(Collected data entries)
──────────────────────────────

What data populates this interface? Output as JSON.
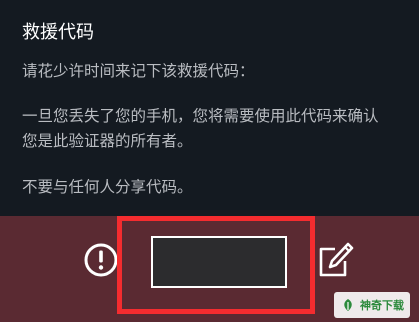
{
  "dialog": {
    "title": "救援代码",
    "instruction": "请花少许时间来记下该救援代码：",
    "warning_line1": "一旦您丢失了您的手机，您将需要使用此代码来确认",
    "warning_line2": "您是此验证器的所有者。",
    "share_note": "不要与任何人分享代码。"
  },
  "action_bar": {
    "background_color": "#5a2a32",
    "info_icon": "exclamation-circle-icon",
    "edit_icon": "pencil-edit-icon",
    "rescue_code": "",
    "highlight_color": "#f42c2f"
  },
  "watermark": {
    "text": "神奇下载",
    "icon": "leaf-logo-icon"
  }
}
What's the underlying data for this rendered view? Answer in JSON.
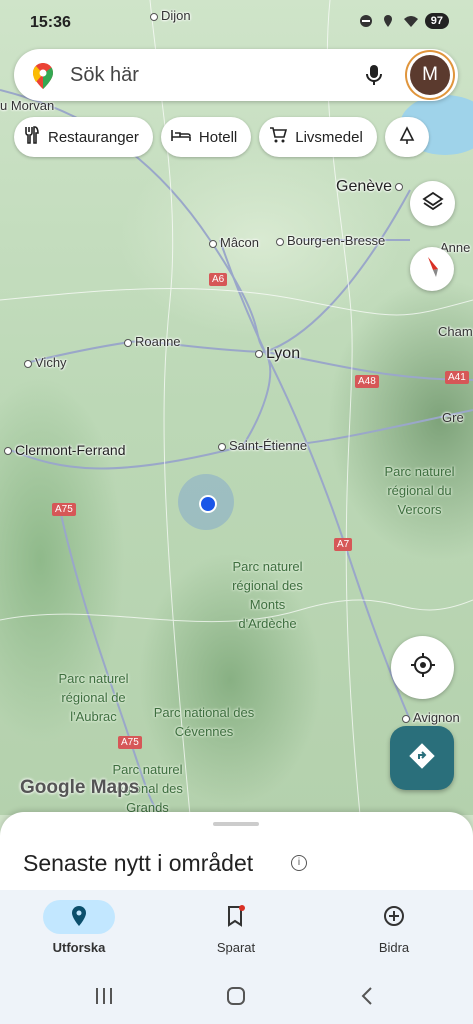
{
  "status_bar": {
    "time": "15:36",
    "battery": "97"
  },
  "search": {
    "placeholder": "Sök här",
    "avatar_letter": "M"
  },
  "chips": [
    {
      "label": "Restauranger",
      "icon": "fork-knife-icon"
    },
    {
      "label": "Hotell",
      "icon": "bed-icon"
    },
    {
      "label": "Livsmedel",
      "icon": "cart-icon"
    }
  ],
  "map": {
    "places": [
      {
        "name": "Dijon"
      },
      {
        "name": "Mâcon"
      },
      {
        "name": "Bourg-en-Bresse"
      },
      {
        "name": "Genève"
      },
      {
        "name": "Roanne"
      },
      {
        "name": "Vichy"
      },
      {
        "name": "Lyon"
      },
      {
        "name": "Clermont-Ferrand"
      },
      {
        "name": "Saint-Étienne"
      },
      {
        "name": "Avignon"
      },
      {
        "name": "Cham"
      },
      {
        "name": "Gre"
      },
      {
        "name": "Anne"
      },
      {
        "name": "u Morvan"
      }
    ],
    "parks": [
      {
        "name": "Parc naturel régional du Vercors"
      },
      {
        "name": "Parc naturel régional des Monts d'Ardèche"
      },
      {
        "name": "Parc naturel régional de l'Aubrac"
      },
      {
        "name": "Parc national des Cévennes"
      },
      {
        "name": "Parc naturel régional des Grands"
      }
    ],
    "highways": [
      "A6",
      "A48",
      "A41",
      "A75",
      "A7",
      "A75"
    ],
    "logo": "Google Maps"
  },
  "sheet": {
    "title": "Senaste nytt i området"
  },
  "bottom_nav": [
    {
      "label": "Utforska",
      "icon": "explore-pin-icon",
      "active": true
    },
    {
      "label": "Sparat",
      "icon": "bookmark-icon",
      "active": false
    },
    {
      "label": "Bidra",
      "icon": "add-circle-icon",
      "active": false
    }
  ],
  "colors": {
    "accent": "#2a6f7b",
    "active_pill": "#c2e7ff",
    "location_dot": "#1a56e8"
  }
}
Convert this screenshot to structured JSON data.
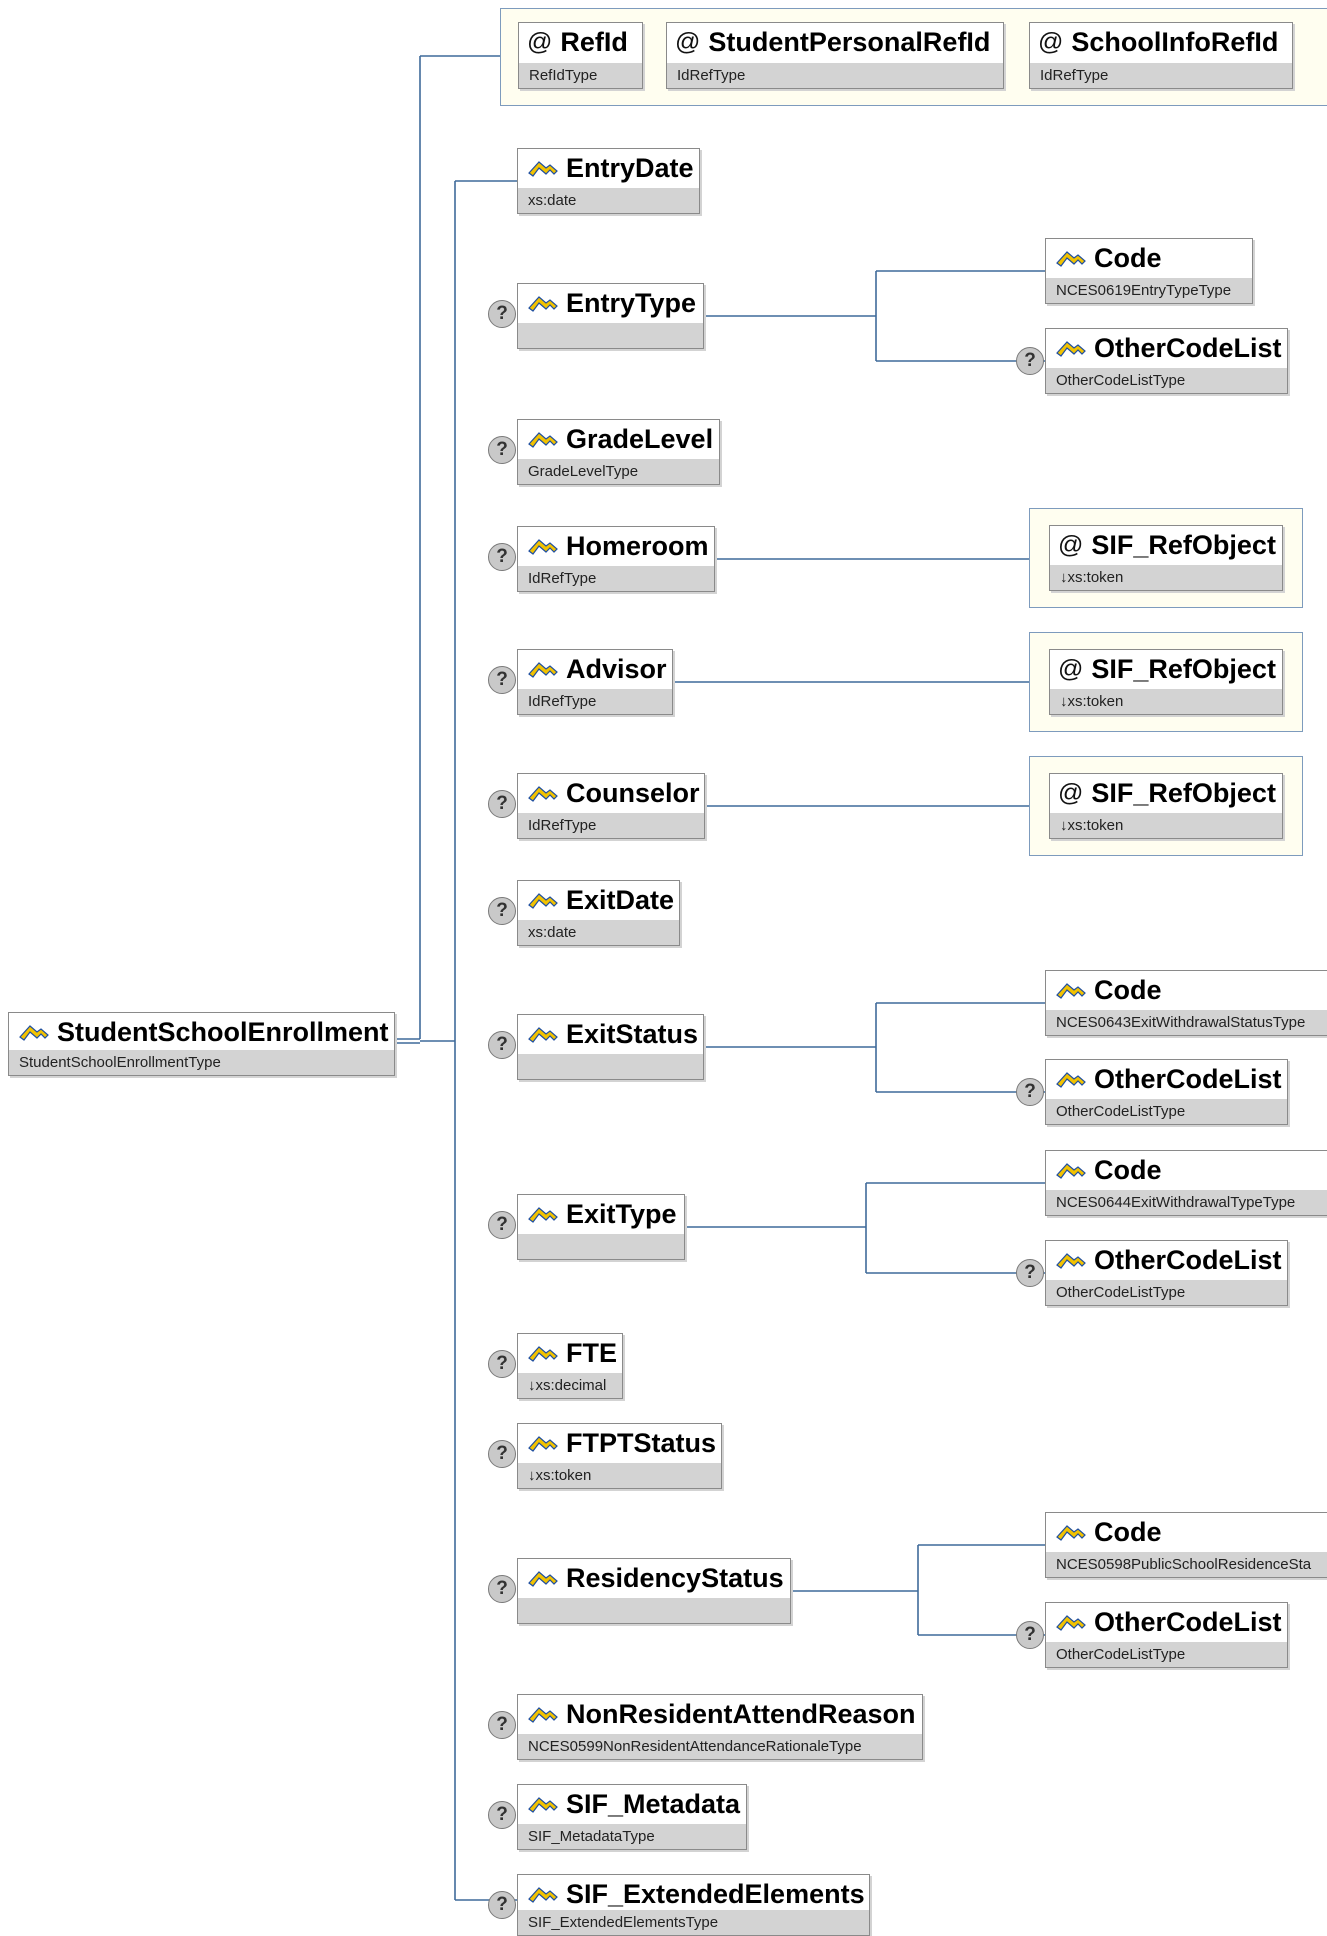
{
  "diagram": {
    "root": {
      "name": "StudentSchoolEnrollment",
      "type": "StudentSchoolEnrollmentType"
    },
    "attributes": [
      {
        "name": "RefId",
        "type": "RefIdType"
      },
      {
        "name": "StudentPersonalRefId",
        "type": "IdRefType"
      },
      {
        "name": "SchoolInfoRefId",
        "type": "IdRefType"
      }
    ],
    "children": [
      {
        "name": "EntryDate",
        "type": "xs:date",
        "optional": false
      },
      {
        "name": "EntryType",
        "type": "",
        "optional": true,
        "children": [
          {
            "name": "Code",
            "type": "NCES0619EntryTypeType",
            "optional": false
          },
          {
            "name": "OtherCodeList",
            "type": "OtherCodeListType",
            "optional": true
          }
        ]
      },
      {
        "name": "GradeLevel",
        "type": "GradeLevelType",
        "optional": true
      },
      {
        "name": "Homeroom",
        "type": "IdRefType",
        "optional": true,
        "attribute": {
          "name": "SIF_RefObject",
          "type": "↓xs:token"
        }
      },
      {
        "name": "Advisor",
        "type": "IdRefType",
        "optional": true,
        "attribute": {
          "name": "SIF_RefObject",
          "type": "↓xs:token"
        }
      },
      {
        "name": "Counselor",
        "type": "IdRefType",
        "optional": true,
        "attribute": {
          "name": "SIF_RefObject",
          "type": "↓xs:token"
        }
      },
      {
        "name": "ExitDate",
        "type": "xs:date",
        "optional": true
      },
      {
        "name": "ExitStatus",
        "type": "",
        "optional": true,
        "children": [
          {
            "name": "Code",
            "type": "NCES0643ExitWithdrawalStatusType",
            "optional": false
          },
          {
            "name": "OtherCodeList",
            "type": "OtherCodeListType",
            "optional": true
          }
        ]
      },
      {
        "name": "ExitType",
        "type": "",
        "optional": true,
        "children": [
          {
            "name": "Code",
            "type": "NCES0644ExitWithdrawalTypeType",
            "optional": false
          },
          {
            "name": "OtherCodeList",
            "type": "OtherCodeListType",
            "optional": true
          }
        ]
      },
      {
        "name": "FTE",
        "type": "↓xs:decimal",
        "optional": true
      },
      {
        "name": "FTPTStatus",
        "type": "↓xs:token",
        "optional": true
      },
      {
        "name": "ResidencyStatus",
        "type": "",
        "optional": true,
        "children": [
          {
            "name": "Code",
            "type": "NCES0598PublicSchoolResidenceSta",
            "optional": false
          },
          {
            "name": "OtherCodeList",
            "type": "OtherCodeListType",
            "optional": true
          }
        ]
      },
      {
        "name": "NonResidentAttendReason",
        "type": "NCES0599NonResidentAttendanceRationaleType",
        "optional": true
      },
      {
        "name": "SIF_Metadata",
        "type": "SIF_MetadataType",
        "optional": true
      },
      {
        "name": "SIF_ExtendedElements",
        "type": "SIF_ExtendedElementsType",
        "optional": true
      }
    ]
  },
  "icons": {
    "element": "element-icon",
    "attribute": "attribute-at-icon",
    "optional": "optional-question-icon"
  },
  "colors": {
    "connector": "#3f6a9a",
    "type_bar": "#d3d3d3",
    "attr_group_bg": "#fffef0",
    "attr_group_border": "#7d9bbd",
    "icon_yellow": "#f2c200",
    "icon_blue": "#1f4fa0"
  }
}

──────────────────────────────

Given exercise:
Quote in full the listing given above; the images are to be left out.

Finished task:
What data populates this interface? Output as JSON.
{
  "dialog": {
    "title": "救援代码",
    "instruction": "请花少许时间来记下该救援代码：",
    "warning_line1": "一旦您丢失了您的手机，您将需要使用此代码来确认",
    "warning_line2": "您是此验证器的所有者。",
    "share_note": "不要与任何人分享代码。"
  },
  "action_bar": {
    "background_color": "#5a2a32",
    "info_icon": "exclamation-circle-icon",
    "edit_icon": "pencil-edit-icon",
    "rescue_code": "",
    "highlight_color": "#f42c2f"
  },
  "watermark": {
    "text": "神奇下载",
    "icon": "leaf-logo-icon"
  }
}
What's the underlying data for this rendered view? Answer in JSON.
{
  "status_bar": {
    "time": "15:36",
    "battery": "97"
  },
  "search": {
    "placeholder": "Sök här",
    "avatar_letter": "M"
  },
  "chips": [
    {
      "label": "Restauranger",
      "icon": "fork-knife-icon"
    },
    {
      "label": "Hotell",
      "icon": "bed-icon"
    },
    {
      "label": "Livsmedel",
      "icon": "cart-icon"
    }
  ],
  "map": {
    "places": [
      {
        "name": "Dijon"
      },
      {
        "name": "Mâcon"
      },
      {
        "name": "Bourg-en-Bresse"
      },
      {
        "name": "Genève"
      },
      {
        "name": "Roanne"
      },
      {
        "name": "Vichy"
      },
      {
        "name": "Lyon"
      },
      {
        "name": "Clermont-Ferrand"
      },
      {
        "name": "Saint-Étienne"
      },
      {
        "name": "Avignon"
      },
      {
        "name": "Cham"
      },
      {
        "name": "Gre"
      },
      {
        "name": "Anne"
      },
      {
        "name": "u Morvan"
      }
    ],
    "parks": [
      {
        "name": "Parc naturel régional du Vercors"
      },
      {
        "name": "Parc naturel régional des Monts d'Ardèche"
      },
      {
        "name": "Parc naturel régional de l'Aubrac"
      },
      {
        "name": "Parc national des Cévennes"
      },
      {
        "name": "Parc naturel régional des Grands"
      }
    ],
    "highways": [
      "A6",
      "A48",
      "A41",
      "A75",
      "A7",
      "A75"
    ],
    "logo": "Google Maps"
  },
  "sheet": {
    "title": "Senaste nytt i området"
  },
  "bottom_nav": [
    {
      "label": "Utforska",
      "icon": "explore-pin-icon",
      "active": true
    },
    {
      "label": "Sparat",
      "icon": "bookmark-icon",
      "active": false
    },
    {
      "label": "Bidra",
      "icon": "add-circle-icon",
      "active": false
    }
  ],
  "colors": {
    "accent": "#2a6f7b",
    "active_pill": "#c2e7ff",
    "location_dot": "#1a56e8"
  }
}
Convert this screenshot to structured JSON data.
{
  "diagram": {
    "root": {
      "name": "StudentSchoolEnrollment",
      "type": "StudentSchoolEnrollmentType"
    },
    "attributes": [
      {
        "name": "RefId",
        "type": "RefIdType"
      },
      {
        "name": "StudentPersonalRefId",
        "type": "IdRefType"
      },
      {
        "name": "SchoolInfoRefId",
        "type": "IdRefType"
      }
    ],
    "children": [
      {
        "name": "EntryDate",
        "type": "xs:date",
        "optional": false
      },
      {
        "name": "EntryType",
        "type": "",
        "optional": true,
        "children": [
          {
            "name": "Code",
            "type": "NCES0619EntryTypeType",
            "optional": false
          },
          {
            "name": "OtherCodeList",
            "type": "OtherCodeListType",
            "optional": true
          }
        ]
      },
      {
        "name": "GradeLevel",
        "type": "GradeLevelType",
        "optional": true
      },
      {
        "name": "Homeroom",
        "type": "IdRefType",
        "optional": true,
        "attribute": {
          "name": "SIF_RefObject",
          "type": "↓xs:token"
        }
      },
      {
        "name": "Advisor",
        "type": "IdRefType",
        "optional": true,
        "attribute": {
          "name": "SIF_RefObject",
          "type": "↓xs:token"
        }
      },
      {
        "name": "Counselor",
        "type": "IdRefType",
        "optional": true,
        "attribute": {
          "name": "SIF_RefObject",
          "type": "↓xs:token"
        }
      },
      {
        "name": "ExitDate",
        "type": "xs:date",
        "optional": true
      },
      {
        "name": "ExitStatus",
        "type": "",
        "optional": true,
        "children": [
          {
            "name": "Code",
            "type": "NCES0643ExitWithdrawalStatusType",
            "optional": false
          },
          {
            "name": "OtherCodeList",
            "type": "OtherCodeListType",
            "optional": true
          }
        ]
      },
      {
        "name": "ExitType",
        "type": "",
        "optional": true,
        "children": [
          {
            "name": "Code",
            "type": "NCES0644ExitWithdrawalTypeType",
            "optional": false
          },
          {
            "name": "OtherCodeList",
            "type": "OtherCodeListType",
            "optional": true
          }
        ]
      },
      {
        "name": "FTE",
        "type": "↓xs:decimal",
        "optional": true
      },
      {
        "name": "FTPTStatus",
        "type": "↓xs:token",
        "optional": true
      },
      {
        "name": "ResidencyStatus",
        "type": "",
        "optional": true,
        "children": [
          {
            "name": "Code",
            "type": "NCES0598PublicSchoolResidenceSta",
            "optional": false
          },
          {
            "name": "OtherCodeList",
            "type": "OtherCodeListType",
            "optional": true
          }
        ]
      },
      {
        "name": "NonResidentAttendReason",
        "type": "NCES0599NonResidentAttendanceRationaleType",
        "optional": true
      },
      {
        "name": "SIF_Metadata",
        "type": "SIF_MetadataType",
        "optional": true
      },
      {
        "name": "SIF_ExtendedElements",
        "type": "SIF_ExtendedElementsType",
        "optional": true
      }
    ]
  },
  "icons": {
    "element": "element-icon",
    "attribute": "attribute-at-icon",
    "optional": "optional-question-icon"
  },
  "colors": {
    "connector": "#3f6a9a",
    "type_bar": "#d3d3d3",
    "attr_group_bg": "#fffef0",
    "attr_group_border": "#7d9bbd",
    "icon_yellow": "#f2c200",
    "icon_blue": "#1f4fa0"
  }
}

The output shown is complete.